__TASK STATEMENT__
The records below must be written out exactly, with every picture left behind.

__SUPPLIED DATA__
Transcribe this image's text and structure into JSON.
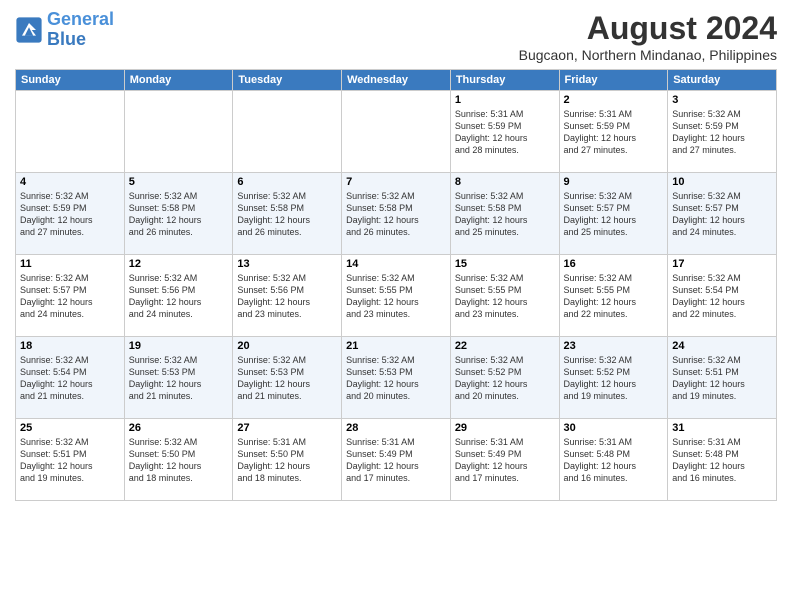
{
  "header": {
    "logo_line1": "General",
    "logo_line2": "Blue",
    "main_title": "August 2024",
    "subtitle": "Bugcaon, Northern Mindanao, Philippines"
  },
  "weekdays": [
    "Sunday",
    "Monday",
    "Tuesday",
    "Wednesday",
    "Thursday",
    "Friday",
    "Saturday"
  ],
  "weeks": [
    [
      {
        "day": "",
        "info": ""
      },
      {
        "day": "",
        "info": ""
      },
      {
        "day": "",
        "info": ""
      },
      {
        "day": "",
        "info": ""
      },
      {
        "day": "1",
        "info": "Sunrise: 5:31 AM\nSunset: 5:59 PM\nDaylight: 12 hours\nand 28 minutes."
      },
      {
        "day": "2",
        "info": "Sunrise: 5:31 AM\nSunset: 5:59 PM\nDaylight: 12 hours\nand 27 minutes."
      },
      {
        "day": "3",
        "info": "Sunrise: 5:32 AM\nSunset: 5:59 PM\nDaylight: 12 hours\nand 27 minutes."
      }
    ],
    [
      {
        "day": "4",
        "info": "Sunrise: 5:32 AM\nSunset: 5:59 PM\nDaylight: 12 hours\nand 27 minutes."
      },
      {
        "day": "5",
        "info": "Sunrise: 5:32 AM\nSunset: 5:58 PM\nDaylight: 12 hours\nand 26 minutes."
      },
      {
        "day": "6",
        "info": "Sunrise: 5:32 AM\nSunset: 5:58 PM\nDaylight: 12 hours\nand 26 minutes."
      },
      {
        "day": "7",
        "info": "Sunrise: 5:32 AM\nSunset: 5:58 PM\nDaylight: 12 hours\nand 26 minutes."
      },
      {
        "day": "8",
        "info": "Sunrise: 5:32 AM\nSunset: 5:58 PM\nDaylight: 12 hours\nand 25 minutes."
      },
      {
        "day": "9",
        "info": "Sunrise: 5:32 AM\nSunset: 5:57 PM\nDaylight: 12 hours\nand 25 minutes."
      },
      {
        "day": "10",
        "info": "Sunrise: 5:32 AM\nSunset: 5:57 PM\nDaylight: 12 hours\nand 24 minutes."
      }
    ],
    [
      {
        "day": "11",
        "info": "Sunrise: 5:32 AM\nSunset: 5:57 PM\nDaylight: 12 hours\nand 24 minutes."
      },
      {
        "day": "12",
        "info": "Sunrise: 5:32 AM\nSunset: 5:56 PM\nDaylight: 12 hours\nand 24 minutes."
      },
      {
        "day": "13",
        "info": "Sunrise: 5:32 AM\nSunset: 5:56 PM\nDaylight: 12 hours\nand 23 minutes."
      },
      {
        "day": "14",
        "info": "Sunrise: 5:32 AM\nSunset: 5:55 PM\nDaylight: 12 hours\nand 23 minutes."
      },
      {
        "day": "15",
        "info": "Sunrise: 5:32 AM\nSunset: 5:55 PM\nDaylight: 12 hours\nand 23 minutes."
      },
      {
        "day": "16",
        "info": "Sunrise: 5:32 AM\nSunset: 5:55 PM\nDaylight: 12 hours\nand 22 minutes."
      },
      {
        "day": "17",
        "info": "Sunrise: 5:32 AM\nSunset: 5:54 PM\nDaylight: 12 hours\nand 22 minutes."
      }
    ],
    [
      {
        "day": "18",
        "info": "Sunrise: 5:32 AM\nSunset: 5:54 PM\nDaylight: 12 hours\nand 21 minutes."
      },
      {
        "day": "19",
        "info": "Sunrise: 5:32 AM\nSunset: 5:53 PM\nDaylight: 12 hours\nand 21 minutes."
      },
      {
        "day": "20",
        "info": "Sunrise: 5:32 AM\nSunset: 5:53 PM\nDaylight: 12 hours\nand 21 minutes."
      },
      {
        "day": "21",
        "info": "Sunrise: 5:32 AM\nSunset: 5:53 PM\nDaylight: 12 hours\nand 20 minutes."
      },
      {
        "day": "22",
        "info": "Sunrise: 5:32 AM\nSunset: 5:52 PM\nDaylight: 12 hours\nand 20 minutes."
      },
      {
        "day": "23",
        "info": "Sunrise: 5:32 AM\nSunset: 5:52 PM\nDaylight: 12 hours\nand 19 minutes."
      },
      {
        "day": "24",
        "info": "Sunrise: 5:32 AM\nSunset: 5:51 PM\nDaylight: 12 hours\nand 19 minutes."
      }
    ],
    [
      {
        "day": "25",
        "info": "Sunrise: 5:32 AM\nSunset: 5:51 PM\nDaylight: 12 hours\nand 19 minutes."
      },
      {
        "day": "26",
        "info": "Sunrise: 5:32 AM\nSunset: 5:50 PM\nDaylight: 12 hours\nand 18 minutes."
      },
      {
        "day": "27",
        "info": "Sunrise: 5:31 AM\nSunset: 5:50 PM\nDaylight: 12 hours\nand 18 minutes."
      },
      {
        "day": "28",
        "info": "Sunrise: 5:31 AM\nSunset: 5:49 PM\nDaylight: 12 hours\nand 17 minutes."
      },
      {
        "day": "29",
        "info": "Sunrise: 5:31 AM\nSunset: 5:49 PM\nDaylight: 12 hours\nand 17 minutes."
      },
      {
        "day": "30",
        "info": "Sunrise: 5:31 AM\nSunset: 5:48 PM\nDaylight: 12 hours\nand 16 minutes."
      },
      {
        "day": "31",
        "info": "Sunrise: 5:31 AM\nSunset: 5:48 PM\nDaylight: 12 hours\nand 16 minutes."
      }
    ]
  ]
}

__TASK ANSWER__
Transcribe this image's text and structure into JSON.
{
  "header": {
    "logo_line1": "General",
    "logo_line2": "Blue",
    "main_title": "August 2024",
    "subtitle": "Bugcaon, Northern Mindanao, Philippines"
  },
  "weekdays": [
    "Sunday",
    "Monday",
    "Tuesday",
    "Wednesday",
    "Thursday",
    "Friday",
    "Saturday"
  ],
  "weeks": [
    [
      {
        "day": "",
        "info": ""
      },
      {
        "day": "",
        "info": ""
      },
      {
        "day": "",
        "info": ""
      },
      {
        "day": "",
        "info": ""
      },
      {
        "day": "1",
        "info": "Sunrise: 5:31 AM\nSunset: 5:59 PM\nDaylight: 12 hours\nand 28 minutes."
      },
      {
        "day": "2",
        "info": "Sunrise: 5:31 AM\nSunset: 5:59 PM\nDaylight: 12 hours\nand 27 minutes."
      },
      {
        "day": "3",
        "info": "Sunrise: 5:32 AM\nSunset: 5:59 PM\nDaylight: 12 hours\nand 27 minutes."
      }
    ],
    [
      {
        "day": "4",
        "info": "Sunrise: 5:32 AM\nSunset: 5:59 PM\nDaylight: 12 hours\nand 27 minutes."
      },
      {
        "day": "5",
        "info": "Sunrise: 5:32 AM\nSunset: 5:58 PM\nDaylight: 12 hours\nand 26 minutes."
      },
      {
        "day": "6",
        "info": "Sunrise: 5:32 AM\nSunset: 5:58 PM\nDaylight: 12 hours\nand 26 minutes."
      },
      {
        "day": "7",
        "info": "Sunrise: 5:32 AM\nSunset: 5:58 PM\nDaylight: 12 hours\nand 26 minutes."
      },
      {
        "day": "8",
        "info": "Sunrise: 5:32 AM\nSunset: 5:58 PM\nDaylight: 12 hours\nand 25 minutes."
      },
      {
        "day": "9",
        "info": "Sunrise: 5:32 AM\nSunset: 5:57 PM\nDaylight: 12 hours\nand 25 minutes."
      },
      {
        "day": "10",
        "info": "Sunrise: 5:32 AM\nSunset: 5:57 PM\nDaylight: 12 hours\nand 24 minutes."
      }
    ],
    [
      {
        "day": "11",
        "info": "Sunrise: 5:32 AM\nSunset: 5:57 PM\nDaylight: 12 hours\nand 24 minutes."
      },
      {
        "day": "12",
        "info": "Sunrise: 5:32 AM\nSunset: 5:56 PM\nDaylight: 12 hours\nand 24 minutes."
      },
      {
        "day": "13",
        "info": "Sunrise: 5:32 AM\nSunset: 5:56 PM\nDaylight: 12 hours\nand 23 minutes."
      },
      {
        "day": "14",
        "info": "Sunrise: 5:32 AM\nSunset: 5:55 PM\nDaylight: 12 hours\nand 23 minutes."
      },
      {
        "day": "15",
        "info": "Sunrise: 5:32 AM\nSunset: 5:55 PM\nDaylight: 12 hours\nand 23 minutes."
      },
      {
        "day": "16",
        "info": "Sunrise: 5:32 AM\nSunset: 5:55 PM\nDaylight: 12 hours\nand 22 minutes."
      },
      {
        "day": "17",
        "info": "Sunrise: 5:32 AM\nSunset: 5:54 PM\nDaylight: 12 hours\nand 22 minutes."
      }
    ],
    [
      {
        "day": "18",
        "info": "Sunrise: 5:32 AM\nSunset: 5:54 PM\nDaylight: 12 hours\nand 21 minutes."
      },
      {
        "day": "19",
        "info": "Sunrise: 5:32 AM\nSunset: 5:53 PM\nDaylight: 12 hours\nand 21 minutes."
      },
      {
        "day": "20",
        "info": "Sunrise: 5:32 AM\nSunset: 5:53 PM\nDaylight: 12 hours\nand 21 minutes."
      },
      {
        "day": "21",
        "info": "Sunrise: 5:32 AM\nSunset: 5:53 PM\nDaylight: 12 hours\nand 20 minutes."
      },
      {
        "day": "22",
        "info": "Sunrise: 5:32 AM\nSunset: 5:52 PM\nDaylight: 12 hours\nand 20 minutes."
      },
      {
        "day": "23",
        "info": "Sunrise: 5:32 AM\nSunset: 5:52 PM\nDaylight: 12 hours\nand 19 minutes."
      },
      {
        "day": "24",
        "info": "Sunrise: 5:32 AM\nSunset: 5:51 PM\nDaylight: 12 hours\nand 19 minutes."
      }
    ],
    [
      {
        "day": "25",
        "info": "Sunrise: 5:32 AM\nSunset: 5:51 PM\nDaylight: 12 hours\nand 19 minutes."
      },
      {
        "day": "26",
        "info": "Sunrise: 5:32 AM\nSunset: 5:50 PM\nDaylight: 12 hours\nand 18 minutes."
      },
      {
        "day": "27",
        "info": "Sunrise: 5:31 AM\nSunset: 5:50 PM\nDaylight: 12 hours\nand 18 minutes."
      },
      {
        "day": "28",
        "info": "Sunrise: 5:31 AM\nSunset: 5:49 PM\nDaylight: 12 hours\nand 17 minutes."
      },
      {
        "day": "29",
        "info": "Sunrise: 5:31 AM\nSunset: 5:49 PM\nDaylight: 12 hours\nand 17 minutes."
      },
      {
        "day": "30",
        "info": "Sunrise: 5:31 AM\nSunset: 5:48 PM\nDaylight: 12 hours\nand 16 minutes."
      },
      {
        "day": "31",
        "info": "Sunrise: 5:31 AM\nSunset: 5:48 PM\nDaylight: 12 hours\nand 16 minutes."
      }
    ]
  ]
}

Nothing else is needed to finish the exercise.